- _Objective_: Only lines holding the string "Registrierung" are wanted; copy each one from the material.

===== Stored rows =====

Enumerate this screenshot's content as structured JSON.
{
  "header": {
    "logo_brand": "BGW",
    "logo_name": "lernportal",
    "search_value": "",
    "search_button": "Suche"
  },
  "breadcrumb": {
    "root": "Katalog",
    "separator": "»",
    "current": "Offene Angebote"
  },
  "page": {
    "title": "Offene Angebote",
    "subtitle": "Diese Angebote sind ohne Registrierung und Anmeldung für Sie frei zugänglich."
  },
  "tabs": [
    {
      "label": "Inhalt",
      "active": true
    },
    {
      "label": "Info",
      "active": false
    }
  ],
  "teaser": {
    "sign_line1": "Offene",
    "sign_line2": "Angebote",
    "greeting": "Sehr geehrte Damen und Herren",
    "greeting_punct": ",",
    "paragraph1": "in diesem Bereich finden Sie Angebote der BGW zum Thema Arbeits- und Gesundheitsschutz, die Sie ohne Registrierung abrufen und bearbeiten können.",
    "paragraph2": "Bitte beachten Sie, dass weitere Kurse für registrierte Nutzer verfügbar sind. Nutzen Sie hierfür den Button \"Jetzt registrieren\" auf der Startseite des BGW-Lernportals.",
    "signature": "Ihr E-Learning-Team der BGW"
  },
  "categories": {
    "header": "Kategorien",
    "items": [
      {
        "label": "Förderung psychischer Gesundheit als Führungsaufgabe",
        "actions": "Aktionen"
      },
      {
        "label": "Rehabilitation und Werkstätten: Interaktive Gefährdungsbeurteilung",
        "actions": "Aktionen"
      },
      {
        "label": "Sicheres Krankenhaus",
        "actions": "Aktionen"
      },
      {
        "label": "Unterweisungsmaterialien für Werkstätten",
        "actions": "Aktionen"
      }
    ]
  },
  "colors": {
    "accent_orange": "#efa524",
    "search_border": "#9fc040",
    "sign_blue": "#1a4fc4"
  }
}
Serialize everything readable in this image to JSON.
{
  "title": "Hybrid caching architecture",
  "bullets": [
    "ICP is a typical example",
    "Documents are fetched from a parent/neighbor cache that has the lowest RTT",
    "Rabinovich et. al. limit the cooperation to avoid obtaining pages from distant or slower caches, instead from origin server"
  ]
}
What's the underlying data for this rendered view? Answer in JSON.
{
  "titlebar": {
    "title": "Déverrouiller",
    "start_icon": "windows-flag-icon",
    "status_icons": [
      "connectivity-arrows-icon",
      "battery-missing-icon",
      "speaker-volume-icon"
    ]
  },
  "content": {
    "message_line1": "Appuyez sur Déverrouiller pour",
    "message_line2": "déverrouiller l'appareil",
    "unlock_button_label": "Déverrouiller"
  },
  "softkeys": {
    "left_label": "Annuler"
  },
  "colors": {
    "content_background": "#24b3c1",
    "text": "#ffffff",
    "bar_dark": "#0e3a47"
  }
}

=====

- _Answer to the problem_:
    "subtitle": "Diese Angebote sind ohne Registrierung und Anmeldung für Sie frei zugänglich."
    "paragraph1": "in diesem Bereich finden Sie Angebote der BGW zum Thema Arbeits- und Gesundheitsschutz, die Sie ohne Registrierung abrufen und bearbeiten können.",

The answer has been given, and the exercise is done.